* _GOAL_
Copy all lines holding the word "object" from the entries.

* _PROVIDED INFORMATION_
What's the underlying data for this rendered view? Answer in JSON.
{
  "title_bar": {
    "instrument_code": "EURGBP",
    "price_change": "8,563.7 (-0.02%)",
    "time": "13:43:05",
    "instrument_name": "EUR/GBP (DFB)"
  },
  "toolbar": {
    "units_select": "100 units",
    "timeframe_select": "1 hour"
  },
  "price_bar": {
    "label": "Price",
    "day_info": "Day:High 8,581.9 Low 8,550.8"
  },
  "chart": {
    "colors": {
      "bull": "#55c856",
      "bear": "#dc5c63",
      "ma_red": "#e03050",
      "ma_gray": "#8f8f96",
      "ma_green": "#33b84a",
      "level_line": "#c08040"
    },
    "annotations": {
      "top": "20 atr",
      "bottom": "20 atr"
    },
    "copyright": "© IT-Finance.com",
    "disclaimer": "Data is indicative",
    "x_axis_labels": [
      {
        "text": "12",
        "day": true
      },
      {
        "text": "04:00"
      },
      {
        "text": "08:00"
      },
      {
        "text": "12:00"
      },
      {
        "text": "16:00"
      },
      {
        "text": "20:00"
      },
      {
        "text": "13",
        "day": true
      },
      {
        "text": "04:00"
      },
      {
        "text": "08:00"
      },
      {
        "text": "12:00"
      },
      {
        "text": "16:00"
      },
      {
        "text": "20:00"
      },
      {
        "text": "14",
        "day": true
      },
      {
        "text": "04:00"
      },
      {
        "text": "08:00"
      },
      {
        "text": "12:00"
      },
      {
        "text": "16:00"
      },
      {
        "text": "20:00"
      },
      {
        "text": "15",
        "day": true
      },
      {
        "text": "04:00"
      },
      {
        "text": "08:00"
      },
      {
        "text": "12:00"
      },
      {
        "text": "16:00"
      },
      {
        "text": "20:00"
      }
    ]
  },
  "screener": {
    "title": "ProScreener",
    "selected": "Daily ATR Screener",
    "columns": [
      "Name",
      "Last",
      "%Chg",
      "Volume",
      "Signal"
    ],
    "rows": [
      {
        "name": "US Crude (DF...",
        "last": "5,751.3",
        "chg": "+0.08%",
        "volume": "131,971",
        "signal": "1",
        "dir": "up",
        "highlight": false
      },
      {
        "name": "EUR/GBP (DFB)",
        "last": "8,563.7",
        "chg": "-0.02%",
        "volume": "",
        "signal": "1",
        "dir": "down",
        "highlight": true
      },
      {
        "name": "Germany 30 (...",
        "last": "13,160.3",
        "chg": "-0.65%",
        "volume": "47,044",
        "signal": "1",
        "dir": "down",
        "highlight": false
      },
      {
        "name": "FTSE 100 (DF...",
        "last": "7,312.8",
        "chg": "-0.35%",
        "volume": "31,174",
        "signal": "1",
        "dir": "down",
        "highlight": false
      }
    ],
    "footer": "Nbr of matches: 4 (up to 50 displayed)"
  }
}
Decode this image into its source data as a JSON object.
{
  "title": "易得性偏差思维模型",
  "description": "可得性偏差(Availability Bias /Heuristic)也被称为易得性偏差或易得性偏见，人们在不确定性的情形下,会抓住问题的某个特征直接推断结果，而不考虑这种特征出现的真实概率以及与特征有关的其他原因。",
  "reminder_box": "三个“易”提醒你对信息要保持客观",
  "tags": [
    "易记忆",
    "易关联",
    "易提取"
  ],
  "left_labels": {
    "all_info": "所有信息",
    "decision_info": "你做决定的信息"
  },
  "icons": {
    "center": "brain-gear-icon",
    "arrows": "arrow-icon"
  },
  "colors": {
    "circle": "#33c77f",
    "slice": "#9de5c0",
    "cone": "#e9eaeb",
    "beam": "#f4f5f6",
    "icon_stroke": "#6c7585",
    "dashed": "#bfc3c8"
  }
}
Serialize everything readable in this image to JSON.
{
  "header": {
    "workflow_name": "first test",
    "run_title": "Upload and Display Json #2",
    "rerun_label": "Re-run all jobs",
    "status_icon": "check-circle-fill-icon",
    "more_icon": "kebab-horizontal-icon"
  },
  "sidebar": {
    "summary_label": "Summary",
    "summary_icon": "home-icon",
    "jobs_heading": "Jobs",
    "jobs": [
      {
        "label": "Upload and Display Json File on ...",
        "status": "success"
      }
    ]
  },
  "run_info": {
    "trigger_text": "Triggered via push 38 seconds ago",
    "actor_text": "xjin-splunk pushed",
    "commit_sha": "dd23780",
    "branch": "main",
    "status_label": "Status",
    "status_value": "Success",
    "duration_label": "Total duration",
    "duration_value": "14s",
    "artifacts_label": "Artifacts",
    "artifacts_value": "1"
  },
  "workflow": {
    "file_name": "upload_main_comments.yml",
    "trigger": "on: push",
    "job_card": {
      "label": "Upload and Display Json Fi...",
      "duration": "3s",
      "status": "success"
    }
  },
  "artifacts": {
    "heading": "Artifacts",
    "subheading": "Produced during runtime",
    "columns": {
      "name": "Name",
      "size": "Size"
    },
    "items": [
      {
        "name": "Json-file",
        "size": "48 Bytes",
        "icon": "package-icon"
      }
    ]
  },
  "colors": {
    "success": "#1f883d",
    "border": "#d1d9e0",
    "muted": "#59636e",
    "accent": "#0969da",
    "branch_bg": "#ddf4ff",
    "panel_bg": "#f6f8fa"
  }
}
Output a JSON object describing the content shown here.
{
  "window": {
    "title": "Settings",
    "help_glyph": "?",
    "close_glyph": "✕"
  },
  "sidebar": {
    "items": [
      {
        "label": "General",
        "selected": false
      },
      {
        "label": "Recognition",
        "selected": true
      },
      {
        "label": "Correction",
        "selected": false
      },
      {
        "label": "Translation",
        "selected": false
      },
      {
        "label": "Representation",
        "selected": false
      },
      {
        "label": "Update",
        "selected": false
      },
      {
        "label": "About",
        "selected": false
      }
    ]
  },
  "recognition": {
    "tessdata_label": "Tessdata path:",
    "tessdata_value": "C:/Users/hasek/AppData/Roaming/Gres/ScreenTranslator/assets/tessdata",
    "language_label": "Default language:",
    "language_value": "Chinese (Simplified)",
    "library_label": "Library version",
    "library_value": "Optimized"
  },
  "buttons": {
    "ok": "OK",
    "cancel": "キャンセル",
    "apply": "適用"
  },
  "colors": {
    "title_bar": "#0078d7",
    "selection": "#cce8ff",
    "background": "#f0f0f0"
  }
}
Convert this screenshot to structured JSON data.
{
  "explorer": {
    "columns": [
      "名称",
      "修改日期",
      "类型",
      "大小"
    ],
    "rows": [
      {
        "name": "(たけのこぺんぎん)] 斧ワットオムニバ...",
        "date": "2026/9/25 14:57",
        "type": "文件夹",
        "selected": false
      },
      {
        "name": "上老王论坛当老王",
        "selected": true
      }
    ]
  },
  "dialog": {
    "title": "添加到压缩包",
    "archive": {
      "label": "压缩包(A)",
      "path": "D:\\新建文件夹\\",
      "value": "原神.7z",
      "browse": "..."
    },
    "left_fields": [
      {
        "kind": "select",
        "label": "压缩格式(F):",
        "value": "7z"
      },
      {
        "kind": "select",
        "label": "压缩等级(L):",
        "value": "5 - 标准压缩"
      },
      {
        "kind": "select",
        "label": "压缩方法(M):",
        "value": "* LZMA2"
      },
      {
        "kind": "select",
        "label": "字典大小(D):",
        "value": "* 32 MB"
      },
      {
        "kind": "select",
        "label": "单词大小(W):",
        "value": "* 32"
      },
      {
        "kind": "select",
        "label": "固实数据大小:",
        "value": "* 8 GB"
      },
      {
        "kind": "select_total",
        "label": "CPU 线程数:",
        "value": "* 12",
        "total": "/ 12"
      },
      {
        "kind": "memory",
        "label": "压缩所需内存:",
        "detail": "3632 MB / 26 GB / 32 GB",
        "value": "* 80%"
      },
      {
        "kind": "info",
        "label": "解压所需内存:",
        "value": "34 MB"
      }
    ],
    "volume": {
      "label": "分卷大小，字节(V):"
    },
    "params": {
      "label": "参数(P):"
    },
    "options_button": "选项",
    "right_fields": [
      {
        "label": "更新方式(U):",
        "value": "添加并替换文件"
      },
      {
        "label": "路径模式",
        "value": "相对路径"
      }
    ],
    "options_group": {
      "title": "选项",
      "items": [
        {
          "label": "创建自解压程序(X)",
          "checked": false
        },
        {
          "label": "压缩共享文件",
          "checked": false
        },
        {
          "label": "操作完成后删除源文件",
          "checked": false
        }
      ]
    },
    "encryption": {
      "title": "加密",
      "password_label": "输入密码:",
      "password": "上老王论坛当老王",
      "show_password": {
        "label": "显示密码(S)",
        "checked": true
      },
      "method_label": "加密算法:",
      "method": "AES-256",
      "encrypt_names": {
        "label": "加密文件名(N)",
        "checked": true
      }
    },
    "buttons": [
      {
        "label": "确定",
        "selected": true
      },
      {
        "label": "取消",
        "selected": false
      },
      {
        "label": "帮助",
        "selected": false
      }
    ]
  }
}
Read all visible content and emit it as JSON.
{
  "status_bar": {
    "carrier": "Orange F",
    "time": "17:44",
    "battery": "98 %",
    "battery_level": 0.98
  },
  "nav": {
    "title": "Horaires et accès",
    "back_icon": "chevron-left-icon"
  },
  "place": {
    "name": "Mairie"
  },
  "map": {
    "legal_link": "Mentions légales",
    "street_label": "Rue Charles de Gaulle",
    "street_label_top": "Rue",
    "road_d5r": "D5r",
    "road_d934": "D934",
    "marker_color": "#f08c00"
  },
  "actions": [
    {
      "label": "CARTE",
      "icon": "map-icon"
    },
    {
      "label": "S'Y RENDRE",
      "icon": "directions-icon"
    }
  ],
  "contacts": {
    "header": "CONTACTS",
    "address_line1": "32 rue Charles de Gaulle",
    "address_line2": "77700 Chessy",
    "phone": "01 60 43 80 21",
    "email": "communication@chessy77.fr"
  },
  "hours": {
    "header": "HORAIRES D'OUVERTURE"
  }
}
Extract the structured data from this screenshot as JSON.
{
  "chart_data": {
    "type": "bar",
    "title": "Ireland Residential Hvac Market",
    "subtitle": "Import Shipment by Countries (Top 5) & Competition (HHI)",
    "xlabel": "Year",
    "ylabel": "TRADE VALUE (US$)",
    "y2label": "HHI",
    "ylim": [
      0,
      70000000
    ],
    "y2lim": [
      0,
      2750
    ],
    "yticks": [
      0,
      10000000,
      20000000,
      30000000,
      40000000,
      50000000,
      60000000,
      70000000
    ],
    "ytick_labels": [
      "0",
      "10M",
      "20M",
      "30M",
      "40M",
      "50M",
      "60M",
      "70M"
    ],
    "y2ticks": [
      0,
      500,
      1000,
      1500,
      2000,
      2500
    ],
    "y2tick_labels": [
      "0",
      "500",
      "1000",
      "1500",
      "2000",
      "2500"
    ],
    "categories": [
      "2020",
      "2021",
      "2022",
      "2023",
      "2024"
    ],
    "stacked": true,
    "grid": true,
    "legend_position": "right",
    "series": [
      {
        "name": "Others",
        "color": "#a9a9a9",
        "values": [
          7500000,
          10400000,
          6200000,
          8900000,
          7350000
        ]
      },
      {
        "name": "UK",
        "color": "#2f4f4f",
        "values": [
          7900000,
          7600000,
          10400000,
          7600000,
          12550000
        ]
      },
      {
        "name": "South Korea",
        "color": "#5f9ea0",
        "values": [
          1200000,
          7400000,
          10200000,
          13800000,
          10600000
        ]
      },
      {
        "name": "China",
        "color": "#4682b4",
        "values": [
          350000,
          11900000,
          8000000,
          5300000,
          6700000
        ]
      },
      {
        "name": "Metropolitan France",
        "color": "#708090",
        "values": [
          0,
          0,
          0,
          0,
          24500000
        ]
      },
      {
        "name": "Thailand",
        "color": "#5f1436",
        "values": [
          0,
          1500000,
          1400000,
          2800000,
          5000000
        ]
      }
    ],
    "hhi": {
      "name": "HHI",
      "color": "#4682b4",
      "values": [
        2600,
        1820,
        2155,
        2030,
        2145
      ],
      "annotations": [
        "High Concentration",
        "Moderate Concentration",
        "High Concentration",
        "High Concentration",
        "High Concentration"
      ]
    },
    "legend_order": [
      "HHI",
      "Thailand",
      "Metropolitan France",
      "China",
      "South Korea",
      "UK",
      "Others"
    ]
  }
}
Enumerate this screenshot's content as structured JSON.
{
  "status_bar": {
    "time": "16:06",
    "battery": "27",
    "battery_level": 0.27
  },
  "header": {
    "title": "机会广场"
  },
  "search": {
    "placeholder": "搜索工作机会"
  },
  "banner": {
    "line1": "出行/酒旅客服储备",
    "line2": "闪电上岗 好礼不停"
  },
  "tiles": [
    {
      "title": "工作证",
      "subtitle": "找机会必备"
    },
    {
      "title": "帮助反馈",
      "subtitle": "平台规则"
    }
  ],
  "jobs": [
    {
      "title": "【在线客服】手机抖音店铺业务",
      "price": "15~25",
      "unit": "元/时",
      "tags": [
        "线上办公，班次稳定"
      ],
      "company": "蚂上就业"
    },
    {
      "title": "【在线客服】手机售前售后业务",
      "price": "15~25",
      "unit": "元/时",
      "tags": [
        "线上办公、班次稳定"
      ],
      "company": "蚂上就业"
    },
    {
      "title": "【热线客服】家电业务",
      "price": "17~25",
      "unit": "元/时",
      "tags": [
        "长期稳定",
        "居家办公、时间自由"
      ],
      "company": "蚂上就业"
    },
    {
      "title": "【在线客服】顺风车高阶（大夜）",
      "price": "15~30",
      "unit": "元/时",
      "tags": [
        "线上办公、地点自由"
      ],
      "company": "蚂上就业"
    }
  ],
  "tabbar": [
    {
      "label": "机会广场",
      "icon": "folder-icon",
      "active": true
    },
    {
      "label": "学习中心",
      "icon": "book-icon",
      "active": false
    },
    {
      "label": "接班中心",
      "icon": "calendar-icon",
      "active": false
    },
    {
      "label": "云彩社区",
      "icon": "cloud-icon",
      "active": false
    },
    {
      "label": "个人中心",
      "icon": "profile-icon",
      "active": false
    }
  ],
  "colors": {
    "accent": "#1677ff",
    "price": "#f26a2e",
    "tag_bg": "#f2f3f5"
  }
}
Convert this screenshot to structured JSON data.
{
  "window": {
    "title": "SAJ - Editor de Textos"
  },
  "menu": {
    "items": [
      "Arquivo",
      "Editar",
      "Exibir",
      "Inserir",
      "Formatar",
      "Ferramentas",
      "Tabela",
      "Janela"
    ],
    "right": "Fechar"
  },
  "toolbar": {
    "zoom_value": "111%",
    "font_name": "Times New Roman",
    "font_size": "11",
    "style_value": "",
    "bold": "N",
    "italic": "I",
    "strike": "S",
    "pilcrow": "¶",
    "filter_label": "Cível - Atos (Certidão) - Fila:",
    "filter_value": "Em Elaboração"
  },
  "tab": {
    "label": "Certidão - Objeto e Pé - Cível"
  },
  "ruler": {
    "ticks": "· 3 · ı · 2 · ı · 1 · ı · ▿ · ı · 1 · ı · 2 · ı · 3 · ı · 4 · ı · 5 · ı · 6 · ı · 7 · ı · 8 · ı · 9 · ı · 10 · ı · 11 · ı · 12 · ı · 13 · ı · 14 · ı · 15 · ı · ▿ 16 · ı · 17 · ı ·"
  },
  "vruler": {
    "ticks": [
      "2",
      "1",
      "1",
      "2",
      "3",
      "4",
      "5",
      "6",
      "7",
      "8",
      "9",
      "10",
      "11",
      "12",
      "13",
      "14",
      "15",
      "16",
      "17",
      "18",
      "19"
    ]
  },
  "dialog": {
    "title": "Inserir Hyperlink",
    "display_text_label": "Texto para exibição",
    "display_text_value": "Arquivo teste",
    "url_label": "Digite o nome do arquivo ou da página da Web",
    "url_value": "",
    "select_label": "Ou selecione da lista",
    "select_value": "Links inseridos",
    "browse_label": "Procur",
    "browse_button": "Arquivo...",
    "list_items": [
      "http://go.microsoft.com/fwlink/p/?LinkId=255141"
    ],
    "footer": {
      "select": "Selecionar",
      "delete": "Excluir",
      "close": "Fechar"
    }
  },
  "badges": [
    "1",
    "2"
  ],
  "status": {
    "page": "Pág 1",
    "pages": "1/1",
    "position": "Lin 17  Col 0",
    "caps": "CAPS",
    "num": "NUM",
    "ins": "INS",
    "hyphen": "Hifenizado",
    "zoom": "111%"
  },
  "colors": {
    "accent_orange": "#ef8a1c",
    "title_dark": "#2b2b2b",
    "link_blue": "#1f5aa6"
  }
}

* _RESULT_
Decode this image into its source data as a JSON object.
Output a JSON object describing the content shown here.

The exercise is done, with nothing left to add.